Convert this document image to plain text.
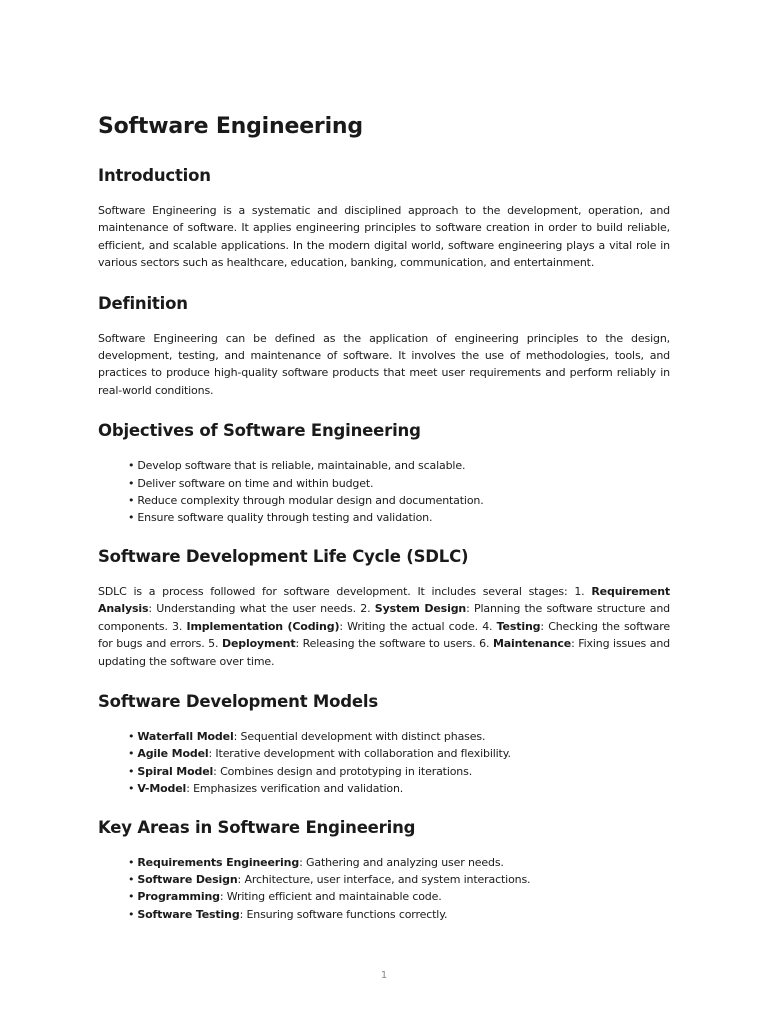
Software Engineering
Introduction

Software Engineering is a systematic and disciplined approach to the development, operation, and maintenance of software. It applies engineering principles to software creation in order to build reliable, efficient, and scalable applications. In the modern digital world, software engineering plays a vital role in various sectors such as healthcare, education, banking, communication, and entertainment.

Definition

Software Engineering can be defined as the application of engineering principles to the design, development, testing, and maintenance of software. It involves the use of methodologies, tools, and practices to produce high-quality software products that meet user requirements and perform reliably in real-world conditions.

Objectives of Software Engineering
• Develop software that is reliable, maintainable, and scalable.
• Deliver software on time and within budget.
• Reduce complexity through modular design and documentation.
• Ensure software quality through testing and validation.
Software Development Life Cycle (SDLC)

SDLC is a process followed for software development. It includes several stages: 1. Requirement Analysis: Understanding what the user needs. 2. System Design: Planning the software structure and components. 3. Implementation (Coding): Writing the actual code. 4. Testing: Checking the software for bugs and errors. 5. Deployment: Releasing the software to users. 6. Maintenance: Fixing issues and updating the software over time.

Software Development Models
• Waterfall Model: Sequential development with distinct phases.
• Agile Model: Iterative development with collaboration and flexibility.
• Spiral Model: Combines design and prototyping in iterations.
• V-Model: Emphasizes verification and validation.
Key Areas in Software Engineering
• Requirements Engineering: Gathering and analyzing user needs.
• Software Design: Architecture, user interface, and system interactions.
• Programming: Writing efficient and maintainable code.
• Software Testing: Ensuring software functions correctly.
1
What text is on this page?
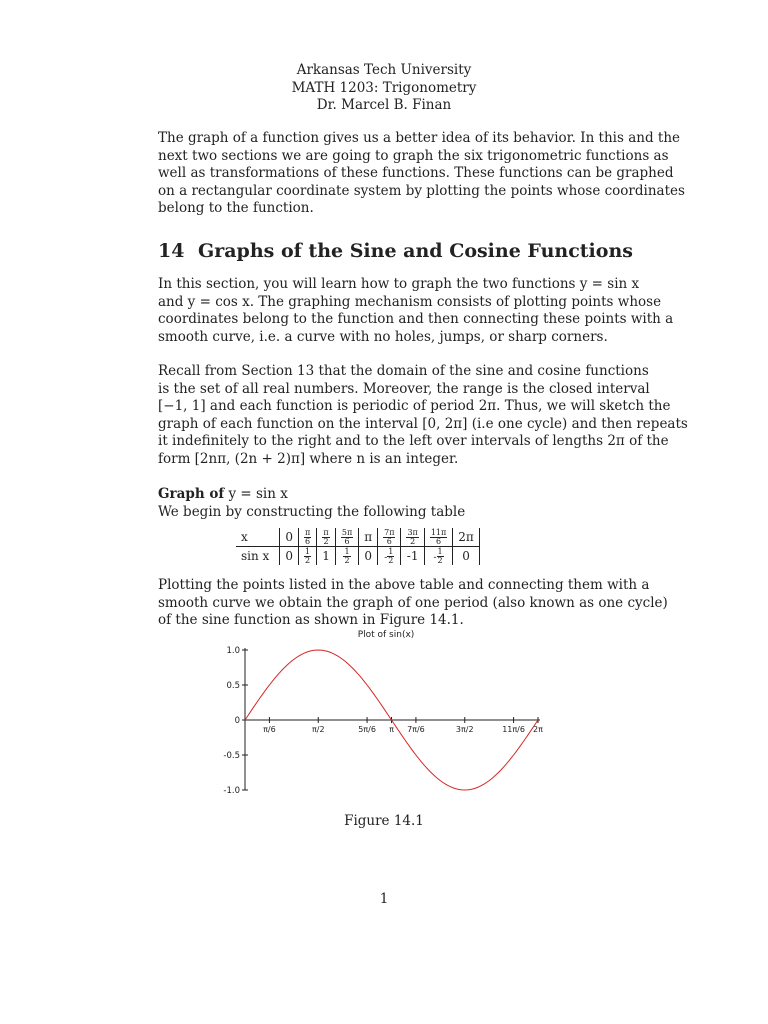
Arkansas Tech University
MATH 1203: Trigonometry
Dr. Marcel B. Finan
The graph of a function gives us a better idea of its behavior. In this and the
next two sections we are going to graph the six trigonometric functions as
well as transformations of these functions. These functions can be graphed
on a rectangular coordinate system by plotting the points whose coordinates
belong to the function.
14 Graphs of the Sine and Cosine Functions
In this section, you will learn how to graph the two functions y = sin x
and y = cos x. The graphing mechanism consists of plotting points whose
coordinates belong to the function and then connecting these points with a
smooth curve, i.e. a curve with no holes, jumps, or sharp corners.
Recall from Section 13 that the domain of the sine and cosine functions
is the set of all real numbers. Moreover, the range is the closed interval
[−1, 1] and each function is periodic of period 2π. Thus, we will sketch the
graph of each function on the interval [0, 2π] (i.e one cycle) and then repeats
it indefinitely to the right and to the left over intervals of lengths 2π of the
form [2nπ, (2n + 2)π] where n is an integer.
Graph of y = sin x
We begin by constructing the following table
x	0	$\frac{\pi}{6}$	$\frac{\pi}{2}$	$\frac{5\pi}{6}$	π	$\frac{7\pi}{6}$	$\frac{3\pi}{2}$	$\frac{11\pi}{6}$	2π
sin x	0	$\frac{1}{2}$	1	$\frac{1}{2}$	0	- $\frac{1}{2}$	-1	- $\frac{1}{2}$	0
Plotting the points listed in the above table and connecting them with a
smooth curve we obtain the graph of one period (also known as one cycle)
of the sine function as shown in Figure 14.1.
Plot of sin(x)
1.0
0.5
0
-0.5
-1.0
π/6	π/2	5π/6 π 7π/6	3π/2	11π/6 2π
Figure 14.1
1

*REQUIREMENT:*
Repeat the entries exactly. Pictures are excluded from the copy.

*TASK OUTPUT:*
Convert this document image to plain text.
Software Engineering
Introduction

Software Engineering is a systematic and disciplined approach to the development, operation, and maintenance of software. It applies engineering principles to software creation in order to build reliable, efficient, and scalable applications. In the modern digital world, software engineering plays a vital role in various sectors such as healthcare, education, banking, communication, and entertainment.

Definition

Software Engineering can be defined as the application of engineering principles to the design, development, testing, and maintenance of software. It involves the use of methodologies, tools, and practices to produce high-quality software products that meet user requirements and perform reliably in real-world conditions.

Objectives of Software Engineering
• Develop software that is reliable, maintainable, and scalable.
• Deliver software on time and within budget.
• Reduce complexity through modular design and documentation.
• Ensure software quality through testing and validation.
Software Development Life Cycle (SDLC)

SDLC is a process followed for software development. It includes several stages: 1. Requirement Analysis: Understanding what the user needs. 2. System Design: Planning the software structure and components. 3. Implementation (Coding): Writing the actual code. 4. Testing: Checking the software for bugs and errors. 5. Deployment: Releasing the software to users. 6. Maintenance: Fixing issues and updating the software over time.

Software Development Models
• Waterfall Model: Sequential development with distinct phases.
• Agile Model: Iterative development with collaboration and flexibility.
• Spiral Model: Combines design and prototyping in iterations.
• V-Model: Emphasizes verification and validation.
Key Areas in Software Engineering
• Requirements Engineering: Gathering and analyzing user needs.
• Software Design: Architecture, user interface, and system interactions.
• Programming: Writing efficient and maintainable code.
• Software Testing: Ensuring software functions correctly.
1
What text is on this page?
Arkansas Tech University
MATH 1203: Trigonometry
Dr. Marcel B. Finan
The graph of a function gives us a better idea of its behavior. In this and the
next two sections we are going to graph the six trigonometric functions as
well as transformations of these functions. These functions can be graphed
on a rectangular coordinate system by plotting the points whose coordinates
belong to the function.
14 Graphs of the Sine and Cosine Functions
In this section, you will learn how to graph the two functions y = sin x
and y = cos x. The graphing mechanism consists of plotting points whose
coordinates belong to the function and then connecting these points with a
smooth curve, i.e. a curve with no holes, jumps, or sharp corners.
Recall from Section 13 that the domain of the sine and cosine functions
is the set of all real numbers. Moreover, the range is the closed interval
[−1, 1] and each function is periodic of period 2π. Thus, we will sketch the
graph of each function on the interval [0, 2π] (i.e one cycle) and then repeats
it indefinitely to the right and to the left over intervals of lengths 2π of the
form [2nπ, (2n + 2)π] where n is an integer.
Graph of y = sin x
We begin by constructing the following table
x	0	$\frac{\pi}{6}$	$\frac{\pi}{2}$	$\frac{5\pi}{6}$	π	$\frac{7\pi}{6}$	$\frac{3\pi}{2}$	$\frac{11\pi}{6}$	2π
sin x	0	$\frac{1}{2}$	1	$\frac{1}{2}$	0	- $\frac{1}{2}$	-1	- $\frac{1}{2}$	0
Plotting the points listed in the above table and connecting them with a
smooth curve we obtain the graph of one period (also known as one cycle)
of the sine function as shown in Figure 14.1.
Plot of sin(x)
1.0
0.5
0
-0.5
-1.0
π/6	π/2	5π/6 π 7π/6	3π/2	11π/6 2π
Figure 14.1
1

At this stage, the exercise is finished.